- _Stated goal_
Switch every "detail-row-size" in the listing below to "detail-row-amount", keeping everything else unchanged. Leave the pictures out of your answer.

- _Records supplied_
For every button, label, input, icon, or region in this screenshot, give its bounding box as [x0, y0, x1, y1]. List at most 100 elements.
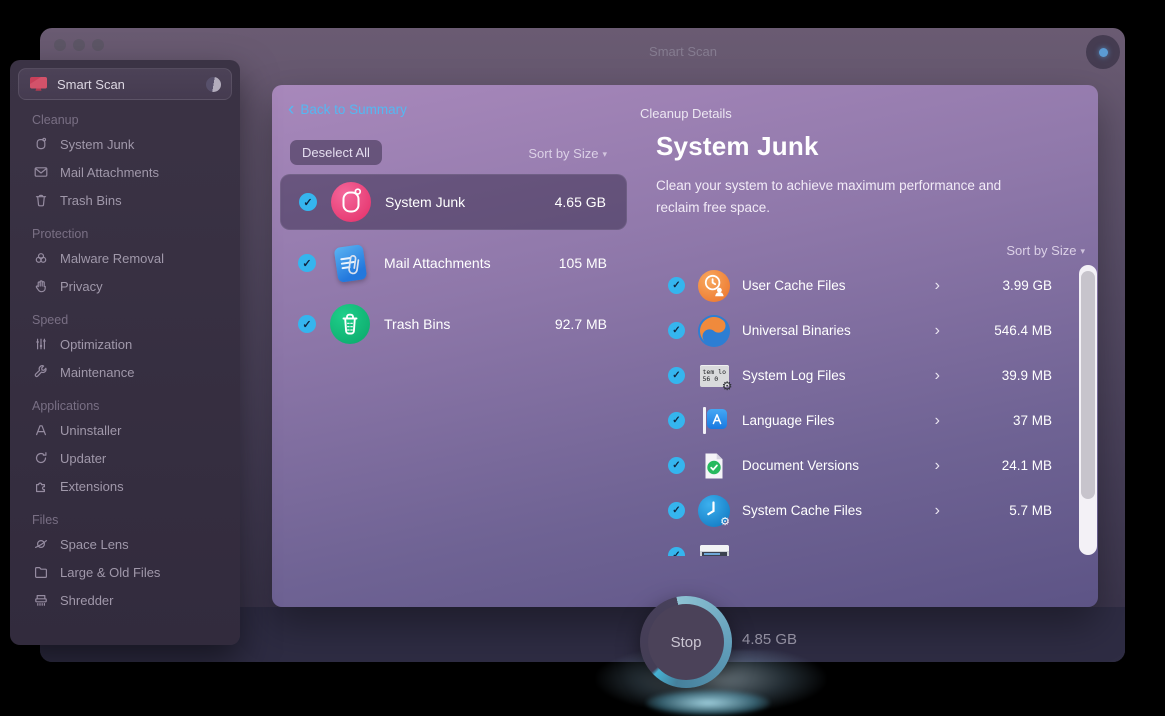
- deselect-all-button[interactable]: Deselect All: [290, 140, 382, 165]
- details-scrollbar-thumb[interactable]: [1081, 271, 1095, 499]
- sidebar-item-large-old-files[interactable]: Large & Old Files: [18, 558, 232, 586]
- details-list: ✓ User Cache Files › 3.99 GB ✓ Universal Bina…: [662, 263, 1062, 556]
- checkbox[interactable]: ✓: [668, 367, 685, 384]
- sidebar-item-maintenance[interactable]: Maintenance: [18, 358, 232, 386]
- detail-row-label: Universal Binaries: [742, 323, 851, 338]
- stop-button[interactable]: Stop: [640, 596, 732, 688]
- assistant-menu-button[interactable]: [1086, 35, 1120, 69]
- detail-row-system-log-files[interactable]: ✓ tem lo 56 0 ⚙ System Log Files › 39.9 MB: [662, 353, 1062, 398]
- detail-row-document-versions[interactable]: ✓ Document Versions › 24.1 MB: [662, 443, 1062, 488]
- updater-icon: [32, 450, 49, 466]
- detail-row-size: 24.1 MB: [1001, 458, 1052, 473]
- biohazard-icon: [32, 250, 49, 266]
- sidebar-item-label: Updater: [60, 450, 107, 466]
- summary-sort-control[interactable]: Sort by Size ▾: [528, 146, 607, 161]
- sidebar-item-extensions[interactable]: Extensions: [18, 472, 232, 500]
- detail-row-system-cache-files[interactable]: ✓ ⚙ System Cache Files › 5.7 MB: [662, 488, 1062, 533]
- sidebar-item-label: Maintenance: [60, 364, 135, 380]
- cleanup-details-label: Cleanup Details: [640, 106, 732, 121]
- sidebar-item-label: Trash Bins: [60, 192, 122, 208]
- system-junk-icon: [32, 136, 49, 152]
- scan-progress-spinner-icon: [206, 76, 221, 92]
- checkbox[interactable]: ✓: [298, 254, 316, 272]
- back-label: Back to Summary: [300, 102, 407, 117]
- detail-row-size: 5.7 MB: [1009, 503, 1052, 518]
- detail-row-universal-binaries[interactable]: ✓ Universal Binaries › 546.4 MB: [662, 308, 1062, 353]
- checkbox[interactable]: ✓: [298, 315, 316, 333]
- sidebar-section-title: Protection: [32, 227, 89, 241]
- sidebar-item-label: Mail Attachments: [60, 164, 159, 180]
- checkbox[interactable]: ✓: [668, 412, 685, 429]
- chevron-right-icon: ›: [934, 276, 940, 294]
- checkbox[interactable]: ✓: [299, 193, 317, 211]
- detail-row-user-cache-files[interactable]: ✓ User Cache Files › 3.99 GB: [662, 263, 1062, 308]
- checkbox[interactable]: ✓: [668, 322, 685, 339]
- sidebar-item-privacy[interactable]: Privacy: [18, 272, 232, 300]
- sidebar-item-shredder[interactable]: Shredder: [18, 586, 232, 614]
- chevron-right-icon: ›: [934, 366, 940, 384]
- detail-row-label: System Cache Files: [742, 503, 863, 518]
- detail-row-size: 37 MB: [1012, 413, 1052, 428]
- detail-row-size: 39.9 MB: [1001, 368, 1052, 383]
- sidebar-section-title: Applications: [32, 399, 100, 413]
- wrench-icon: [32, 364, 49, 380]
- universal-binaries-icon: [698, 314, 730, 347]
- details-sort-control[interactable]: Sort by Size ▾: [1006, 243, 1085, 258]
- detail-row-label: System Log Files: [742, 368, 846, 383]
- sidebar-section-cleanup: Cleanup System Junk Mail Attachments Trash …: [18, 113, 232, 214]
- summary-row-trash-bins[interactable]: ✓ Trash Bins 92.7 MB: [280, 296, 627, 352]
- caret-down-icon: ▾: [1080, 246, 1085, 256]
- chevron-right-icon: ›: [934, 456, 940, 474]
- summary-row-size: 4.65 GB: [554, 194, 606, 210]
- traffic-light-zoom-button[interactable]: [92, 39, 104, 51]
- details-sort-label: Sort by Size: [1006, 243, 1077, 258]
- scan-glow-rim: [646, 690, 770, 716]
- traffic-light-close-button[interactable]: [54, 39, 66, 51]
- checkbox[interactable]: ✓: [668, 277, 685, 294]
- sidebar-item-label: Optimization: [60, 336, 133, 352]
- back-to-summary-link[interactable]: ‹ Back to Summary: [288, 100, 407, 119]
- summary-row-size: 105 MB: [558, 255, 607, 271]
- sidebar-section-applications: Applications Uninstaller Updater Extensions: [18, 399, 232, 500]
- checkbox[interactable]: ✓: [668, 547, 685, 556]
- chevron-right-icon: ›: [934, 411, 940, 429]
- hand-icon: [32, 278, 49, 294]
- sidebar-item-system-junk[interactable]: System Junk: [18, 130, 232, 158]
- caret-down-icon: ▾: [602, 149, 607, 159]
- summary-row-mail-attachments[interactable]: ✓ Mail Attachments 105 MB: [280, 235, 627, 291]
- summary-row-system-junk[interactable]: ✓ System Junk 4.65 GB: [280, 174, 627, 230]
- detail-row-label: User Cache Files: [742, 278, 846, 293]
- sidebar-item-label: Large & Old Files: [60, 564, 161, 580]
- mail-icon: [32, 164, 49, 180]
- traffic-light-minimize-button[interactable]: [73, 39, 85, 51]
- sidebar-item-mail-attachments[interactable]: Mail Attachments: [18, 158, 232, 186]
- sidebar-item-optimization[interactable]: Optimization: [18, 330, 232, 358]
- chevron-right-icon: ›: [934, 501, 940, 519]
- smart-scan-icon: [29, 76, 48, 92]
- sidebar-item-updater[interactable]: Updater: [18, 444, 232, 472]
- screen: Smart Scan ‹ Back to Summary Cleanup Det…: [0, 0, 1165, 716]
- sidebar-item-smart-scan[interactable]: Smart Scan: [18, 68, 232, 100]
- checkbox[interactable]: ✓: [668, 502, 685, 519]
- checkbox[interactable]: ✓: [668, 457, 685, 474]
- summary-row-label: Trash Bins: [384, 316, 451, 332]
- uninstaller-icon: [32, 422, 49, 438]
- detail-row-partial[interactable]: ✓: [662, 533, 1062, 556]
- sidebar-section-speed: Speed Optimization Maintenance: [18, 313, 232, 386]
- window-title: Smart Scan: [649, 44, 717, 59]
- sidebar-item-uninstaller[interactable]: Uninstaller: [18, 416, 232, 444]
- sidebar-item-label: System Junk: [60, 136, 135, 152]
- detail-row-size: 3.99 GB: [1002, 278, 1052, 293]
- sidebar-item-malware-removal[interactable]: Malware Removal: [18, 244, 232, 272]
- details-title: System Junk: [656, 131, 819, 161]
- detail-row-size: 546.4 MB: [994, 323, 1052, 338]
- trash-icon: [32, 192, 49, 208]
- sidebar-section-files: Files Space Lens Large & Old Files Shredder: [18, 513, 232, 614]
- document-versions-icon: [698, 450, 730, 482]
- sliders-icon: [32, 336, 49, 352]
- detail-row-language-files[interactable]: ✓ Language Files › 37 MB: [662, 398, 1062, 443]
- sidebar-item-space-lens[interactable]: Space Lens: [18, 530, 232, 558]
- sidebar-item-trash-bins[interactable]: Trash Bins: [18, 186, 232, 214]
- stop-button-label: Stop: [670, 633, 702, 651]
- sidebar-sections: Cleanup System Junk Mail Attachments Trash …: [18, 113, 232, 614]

- _Written reply_
For every button, label, input, icon, or region in this screenshot, give its bounding box as [x0, y0, x1, y1]. List at most 100 elements.
- deselect-all-button[interactable]: Deselect All: [290, 140, 382, 165]
- details-scrollbar-thumb[interactable]: [1081, 271, 1095, 499]
- sidebar-item-large-old-files[interactable]: Large & Old Files: [18, 558, 232, 586]
- details-list: ✓ User Cache Files › 3.99 GB ✓ Universal Bina…: [662, 263, 1062, 556]
- checkbox[interactable]: ✓: [668, 367, 685, 384]
- sidebar-item-maintenance[interactable]: Maintenance: [18, 358, 232, 386]
- detail-row-label: Universal Binaries: [742, 323, 851, 338]
- stop-button[interactable]: Stop: [640, 596, 732, 688]
- assistant-menu-button[interactable]: [1086, 35, 1120, 69]
- detail-row-system-log-files[interactable]: ✓ tem lo 56 0 ⚙ System Log Files › 39.9 MB: [662, 353, 1062, 398]
- detail-row-document-versions[interactable]: ✓ Document Versions › 24.1 MB: [662, 443, 1062, 488]
- updater-icon: [32, 450, 49, 466]
- detail-row-amount: 24.1 MB: [1001, 458, 1052, 473]
- biohazard-icon: [32, 250, 49, 266]
- sidebar-item-label: Updater: [60, 450, 107, 466]
- summary-sort-control[interactable]: Sort by Size ▾: [528, 146, 607, 161]
- sidebar-item-extensions[interactable]: Extensions: [18, 472, 232, 500]
- detail-row-system-cache-files[interactable]: ✓ ⚙ System Cache Files › 5.7 MB: [662, 488, 1062, 533]
- sidebar-item-label: Maintenance: [60, 364, 135, 380]
- cleanup-details-label: Cleanup Details: [640, 106, 732, 121]
- sidebar-item-label: Trash Bins: [60, 192, 122, 208]
- system-junk-icon: [32, 136, 49, 152]
- scan-progress-spinner-icon: [206, 76, 221, 92]
- checkbox[interactable]: ✓: [298, 254, 316, 272]
- back-label: Back to Summary: [300, 102, 407, 117]
- detail-row-amount: 5.7 MB: [1009, 503, 1052, 518]
- detail-row-universal-binaries[interactable]: ✓ Universal Binaries › 546.4 MB: [662, 308, 1062, 353]
- checkbox[interactable]: ✓: [298, 315, 316, 333]
- sidebar-section-title: Protection: [32, 227, 89, 241]
- sidebar-item-label: Mail Attachments: [60, 164, 159, 180]
- checkbox[interactable]: ✓: [668, 412, 685, 429]
- chevron-right-icon: ›: [934, 276, 940, 294]
- checkbox[interactable]: ✓: [299, 193, 317, 211]
- detail-row-user-cache-files[interactable]: ✓ User Cache Files › 3.99 GB: [662, 263, 1062, 308]
- checkbox[interactable]: ✓: [668, 322, 685, 339]
- sidebar-item-privacy[interactable]: Privacy: [18, 272, 232, 300]
- sidebar-item-shredder[interactable]: Shredder: [18, 586, 232, 614]
- chevron-right-icon: ›: [934, 366, 940, 384]
- detail-row-label: System Cache Files: [742, 503, 863, 518]
- detail-row-amount: 37 MB: [1012, 413, 1052, 428]
- detail-row-amount: 39.9 MB: [1001, 368, 1052, 383]
- sidebar-section-title: Applications: [32, 399, 100, 413]
- wrench-icon: [32, 364, 49, 380]
- universal-binaries-icon: [698, 314, 730, 347]
- details-sort-control[interactable]: Sort by Size ▾: [1006, 243, 1085, 258]
- detail-row-label: System Log Files: [742, 368, 846, 383]
- sidebar-section-cleanup: Cleanup System Junk Mail Attachments Trash …: [18, 113, 232, 214]
- summary-row-trash-bins[interactable]: ✓ Trash Bins 92.7 MB: [280, 296, 627, 352]
- caret-down-icon: ▾: [1080, 246, 1085, 256]
- chevron-right-icon: ›: [934, 456, 940, 474]
- summary-row-size: 4.65 GB: [554, 194, 606, 210]
- traffic-light-zoom-button[interactable]: [92, 39, 104, 51]
- details-sort-label: Sort by Size: [1006, 243, 1077, 258]
- scan-glow-rim: [646, 690, 770, 716]
- traffic-light-close-button[interactable]: [54, 39, 66, 51]
- checkbox[interactable]: ✓: [668, 277, 685, 294]
- sidebar-item-label: Optimization: [60, 336, 133, 352]
- back-to-summary-link[interactable]: ‹ Back to Summary: [288, 100, 407, 119]
- summary-row-size: 105 MB: [558, 255, 607, 271]
- sidebar-section-applications: Applications Uninstaller Updater Extensions: [18, 399, 232, 500]
- checkbox[interactable]: ✓: [668, 547, 685, 556]
- chevron-right-icon: ›: [934, 411, 940, 429]
- hand-icon: [32, 278, 49, 294]
- sidebar-item-system-junk[interactable]: System Junk: [18, 130, 232, 158]
- caret-down-icon: ▾: [602, 149, 607, 159]
- summary-row-mail-attachments[interactable]: ✓ Mail Attachments 105 MB: [280, 235, 627, 291]
- summary-row-system-junk[interactable]: ✓ System Junk 4.65 GB: [280, 174, 627, 230]
- detail-row-label: User Cache Files: [742, 278, 846, 293]
- sidebar-item-label: Large & Old Files: [60, 564, 161, 580]
- mail-icon: [32, 164, 49, 180]
- traffic-light-minimize-button[interactable]: [73, 39, 85, 51]
- sidebar-item-mail-attachments[interactable]: Mail Attachments: [18, 158, 232, 186]
- sidebar-item-optimization[interactable]: Optimization: [18, 330, 232, 358]
- chevron-right-icon: ›: [934, 501, 940, 519]
- smart-scan-icon: [29, 76, 48, 92]
- sidebar-item-updater[interactable]: Updater: [18, 444, 232, 472]
- screen: Smart Scan ‹ Back to Summary Cleanup Det…: [0, 0, 1165, 716]
- sidebar-item-smart-scan[interactable]: Smart Scan: [18, 68, 232, 100]
- checkbox[interactable]: ✓: [668, 502, 685, 519]
- checkbox[interactable]: ✓: [668, 457, 685, 474]
- summary-row-label: Trash Bins: [384, 316, 451, 332]
- uninstaller-icon: [32, 422, 49, 438]
- detail-row-partial[interactable]: ✓: [662, 533, 1062, 556]
- sidebar-section-speed: Speed Optimization Maintenance: [18, 313, 232, 386]
- window-title: Smart Scan: [649, 44, 717, 59]
- sidebar-item-uninstaller[interactable]: Uninstaller: [18, 416, 232, 444]
- sidebar-item-label: System Junk: [60, 136, 135, 152]
- detail-row-amount: 3.99 GB: [1002, 278, 1052, 293]
- sidebar-item-malware-removal[interactable]: Malware Removal: [18, 244, 232, 272]
- details-title: System Junk: [656, 131, 819, 161]
- detail-row-amount: 546.4 MB: [994, 323, 1052, 338]
- trash-icon: [32, 192, 49, 208]
- sidebar-section-files: Files Space Lens Large & Old Files Shredder: [18, 513, 232, 614]
- document-versions-icon: [698, 450, 730, 482]
- sliders-icon: [32, 336, 49, 352]
- detail-row-language-files[interactable]: ✓ Language Files › 37 MB: [662, 398, 1062, 443]
- sidebar-item-space-lens[interactable]: Space Lens: [18, 530, 232, 558]
- sidebar-item-trash-bins[interactable]: Trash Bins: [18, 186, 232, 214]
- stop-button-label: Stop: [670, 633, 702, 651]
- sidebar-sections: Cleanup System Junk Mail Attachments Trash …: [18, 113, 232, 614]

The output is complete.